# START OF Extracted data
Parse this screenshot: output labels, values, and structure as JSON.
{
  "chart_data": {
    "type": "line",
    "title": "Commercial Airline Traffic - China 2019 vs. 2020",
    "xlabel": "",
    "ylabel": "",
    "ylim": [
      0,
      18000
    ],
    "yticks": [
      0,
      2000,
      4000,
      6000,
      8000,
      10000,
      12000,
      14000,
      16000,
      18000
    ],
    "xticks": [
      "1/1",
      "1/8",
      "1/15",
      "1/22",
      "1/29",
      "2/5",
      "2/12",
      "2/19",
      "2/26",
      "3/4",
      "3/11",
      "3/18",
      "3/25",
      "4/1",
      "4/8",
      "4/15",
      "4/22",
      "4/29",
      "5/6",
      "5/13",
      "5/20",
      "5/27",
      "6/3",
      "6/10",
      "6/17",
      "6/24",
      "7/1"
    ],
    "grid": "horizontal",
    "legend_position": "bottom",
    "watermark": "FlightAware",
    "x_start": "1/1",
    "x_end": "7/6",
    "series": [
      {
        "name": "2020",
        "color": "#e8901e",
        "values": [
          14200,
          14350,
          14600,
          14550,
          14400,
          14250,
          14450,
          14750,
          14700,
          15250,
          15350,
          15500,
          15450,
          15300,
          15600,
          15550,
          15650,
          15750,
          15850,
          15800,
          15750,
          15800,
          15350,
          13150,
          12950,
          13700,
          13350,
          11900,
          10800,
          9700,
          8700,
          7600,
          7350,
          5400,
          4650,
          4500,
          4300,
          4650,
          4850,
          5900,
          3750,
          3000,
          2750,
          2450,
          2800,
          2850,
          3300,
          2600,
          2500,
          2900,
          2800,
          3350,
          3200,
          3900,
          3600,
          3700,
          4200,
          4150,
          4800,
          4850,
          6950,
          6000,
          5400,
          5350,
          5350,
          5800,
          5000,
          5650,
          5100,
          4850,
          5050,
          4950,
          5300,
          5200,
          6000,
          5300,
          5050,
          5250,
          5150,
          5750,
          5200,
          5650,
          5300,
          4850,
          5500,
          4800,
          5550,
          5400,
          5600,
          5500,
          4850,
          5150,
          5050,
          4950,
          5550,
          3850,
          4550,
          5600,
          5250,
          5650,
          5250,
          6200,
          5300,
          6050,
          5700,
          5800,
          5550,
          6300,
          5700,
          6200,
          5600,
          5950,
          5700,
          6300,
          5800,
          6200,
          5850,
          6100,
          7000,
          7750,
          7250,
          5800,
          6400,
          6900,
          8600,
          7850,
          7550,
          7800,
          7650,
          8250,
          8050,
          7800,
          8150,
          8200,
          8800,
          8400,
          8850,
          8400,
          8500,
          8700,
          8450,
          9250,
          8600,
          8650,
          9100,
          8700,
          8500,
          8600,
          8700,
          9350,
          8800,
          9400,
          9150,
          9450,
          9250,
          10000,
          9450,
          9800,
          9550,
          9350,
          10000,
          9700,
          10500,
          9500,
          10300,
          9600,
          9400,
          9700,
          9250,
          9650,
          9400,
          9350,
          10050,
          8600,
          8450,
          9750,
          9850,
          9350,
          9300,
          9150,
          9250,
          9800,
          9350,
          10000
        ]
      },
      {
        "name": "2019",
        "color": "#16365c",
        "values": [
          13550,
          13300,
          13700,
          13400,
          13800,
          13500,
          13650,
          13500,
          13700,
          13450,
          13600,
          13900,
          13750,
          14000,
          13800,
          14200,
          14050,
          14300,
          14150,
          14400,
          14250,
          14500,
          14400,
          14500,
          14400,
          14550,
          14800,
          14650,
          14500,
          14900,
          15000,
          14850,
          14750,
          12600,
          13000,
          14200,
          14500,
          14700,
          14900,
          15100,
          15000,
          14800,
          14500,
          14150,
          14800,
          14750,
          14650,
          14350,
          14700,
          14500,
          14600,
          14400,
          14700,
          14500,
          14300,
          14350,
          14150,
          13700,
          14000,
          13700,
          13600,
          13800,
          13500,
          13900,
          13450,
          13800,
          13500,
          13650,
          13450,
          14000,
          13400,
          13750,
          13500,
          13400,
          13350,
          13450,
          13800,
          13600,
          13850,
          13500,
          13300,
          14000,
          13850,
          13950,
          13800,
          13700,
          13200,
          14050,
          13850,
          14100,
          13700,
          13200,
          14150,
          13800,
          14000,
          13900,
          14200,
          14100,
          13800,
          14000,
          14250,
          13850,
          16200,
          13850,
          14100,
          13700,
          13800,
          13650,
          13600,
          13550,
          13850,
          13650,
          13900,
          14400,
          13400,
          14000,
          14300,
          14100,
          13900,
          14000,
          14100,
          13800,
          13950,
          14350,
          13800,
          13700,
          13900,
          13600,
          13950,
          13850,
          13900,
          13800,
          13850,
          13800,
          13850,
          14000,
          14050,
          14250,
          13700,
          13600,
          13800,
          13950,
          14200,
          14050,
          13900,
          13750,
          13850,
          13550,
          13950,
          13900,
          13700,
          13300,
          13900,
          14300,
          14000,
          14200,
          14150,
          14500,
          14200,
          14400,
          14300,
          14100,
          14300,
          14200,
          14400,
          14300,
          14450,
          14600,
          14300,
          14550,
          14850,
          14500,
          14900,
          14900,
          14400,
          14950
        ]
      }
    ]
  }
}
# END OF Extracted data
§ What is being asked:
Print every entry exactly as written.

§ Solution:
Parse this screenshot: output labels, values, and structure as JSON.
{
  "chart_data": {
    "type": "line",
    "title": "Commercial Airline Traffic - China 2019 vs. 2020",
    "xlabel": "",
    "ylabel": "",
    "ylim": [
      0,
      18000
    ],
    "yticks": [
      0,
      2000,
      4000,
      6000,
      8000,
      10000,
      12000,
      14000,
      16000,
      18000
    ],
    "xticks": [
      "1/1",
      "1/8",
      "1/15",
      "1/22",
      "1/29",
      "2/5",
      "2/12",
      "2/19",
      "2/26",
      "3/4",
      "3/11",
      "3/18",
      "3/25",
      "4/1",
      "4/8",
      "4/15",
      "4/22",
      "4/29",
      "5/6",
      "5/13",
      "5/20",
      "5/27",
      "6/3",
      "6/10",
      "6/17",
      "6/24",
      "7/1"
    ],
    "grid": "horizontal",
    "legend_position": "bottom",
    "watermark": "FlightAware",
    "x_start": "1/1",
    "x_end": "7/6",
    "series": [
      {
        "name": "2020",
        "color": "#e8901e",
        "values": [
          14200,
          14350,
          14600,
          14550,
          14400,
          14250,
          14450,
          14750,
          14700,
          15250,
          15350,
          15500,
          15450,
          15300,
          15600,
          15550,
          15650,
          15750,
          15850,
          15800,
          15750,
          15800,
          15350,
          13150,
          12950,
          13700,
          13350,
          11900,
          10800,
          9700,
          8700,
          7600,
          7350,
          5400,
          4650,
          4500,
          4300,
          4650,
          4850,
          5900,
          3750,
          3000,
          2750,
          2450,
          2800,
          2850,
          3300,
          2600,
          2500,
          2900,
          2800,
          3350,
          3200,
          3900,
          3600,
          3700,
          4200,
          4150,
          4800,
          4850,
          6950,
          6000,
          5400,
          5350,
          5350,
          5800,
          5000,
          5650,
          5100,
          4850,
          5050,
          4950,
          5300,
          5200,
          6000,
          5300,
          5050,
          5250,
          5150,
          5750,
          5200,
          5650,
          5300,
          4850,
          5500,
          4800,
          5550,
          5400,
          5600,
          5500,
          4850,
          5150,
          5050,
          4950,
          5550,
          3850,
          4550,
          5600,
          5250,
          5650,
          5250,
          6200,
          5300,
          6050,
          5700,
          5800,
          5550,
          6300,
          5700,
          6200,
          5600,
          5950,
          5700,
          6300,
          5800,
          6200,
          5850,
          6100,
          7000,
          7750,
          7250,
          5800,
          6400,
          6900,
          8600,
          7850,
          7550,
          7800,
          7650,
          8250,
          8050,
          7800,
          8150,
          8200,
          8800,
          8400,
          8850,
          8400,
          8500,
          8700,
          8450,
          9250,
          8600,
          8650,
          9100,
          8700,
          8500,
          8600,
          8700,
          9350,
          8800,
          9400,
          9150,
          9450,
          9250,
          10000,
          9450,
          9800,
          9550,
          9350,
          10000,
          9700,
          10500,
          9500,
          10300,
          9600,
          9400,
          9700,
          9250,
          9650,
          9400,
          9350,
          10050,
          8600,
          8450,
          9750,
          9850,
          9350,
          9300,
          9150,
          9250,
          9800,
          9350,
          10000
        ]
      },
      {
        "name": "2019",
        "color": "#16365c",
        "values": [
          13550,
          13300,
          13700,
          13400,
          13800,
          13500,
          13650,
          13500,
          13700,
          13450,
          13600,
          13900,
          13750,
          14000,
          13800,
          14200,
          14050,
          14300,
          14150,
          14400,
          14250,
          14500,
          14400,
          14500,
          14400,
          14550,
          14800,
          14650,
          14500,
          14900,
          15000,
          14850,
          14750,
          12600,
          13000,
          14200,
          14500,
          14700,
          14900,
          15100,
          15000,
          14800,
          14500,
          14150,
          14800,
          14750,
          14650,
          14350,
          14700,
          14500,
          14600,
          14400,
          14700,
          14500,
          14300,
          14350,
          14150,
          13700,
          14000,
          13700,
          13600,
          13800,
          13500,
          13900,
          13450,
          13800,
          13500,
          13650,
          13450,
          14000,
          13400,
          13750,
          13500,
          13400,
          13350,
          13450,
          13800,
          13600,
          13850,
          13500,
          13300,
          14000,
          13850,
          13950,
          13800,
          13700,
          13200,
          14050,
          13850,
          14100,
          13700,
          13200,
          14150,
          13800,
          14000,
          13900,
          14200,
          14100,
          13800,
          14000,
          14250,
          13850,
          16200,
          13850,
          14100,
          13700,
          13800,
          13650,
          13600,
          13550,
          13850,
          13650,
          13900,
          14400,
          13400,
          14000,
          14300,
          14100,
          13900,
          14000,
          14100,
          13800,
          13950,
          14350,
          13800,
          13700,
          13900,
          13600,
          13950,
          13850,
          13900,
          13800,
          13850,
          13800,
          13850,
          14000,
          14050,
          14250,
          13700,
          13600,
          13800,
          13950,
          14200,
          14050,
          13900,
          13750,
          13850,
          13550,
          13950,
          13900,
          13700,
          13300,
          13900,
          14300,
          14000,
          14200,
          14150,
          14500,
          14200,
          14400,
          14300,
          14100,
          14300,
          14200,
          14400,
          14300,
          14450,
          14600,
          14300,
          14550,
          14850,
          14500,
          14900,
          14900,
          14400,
          14950
        ]
      }
    ]
  }
}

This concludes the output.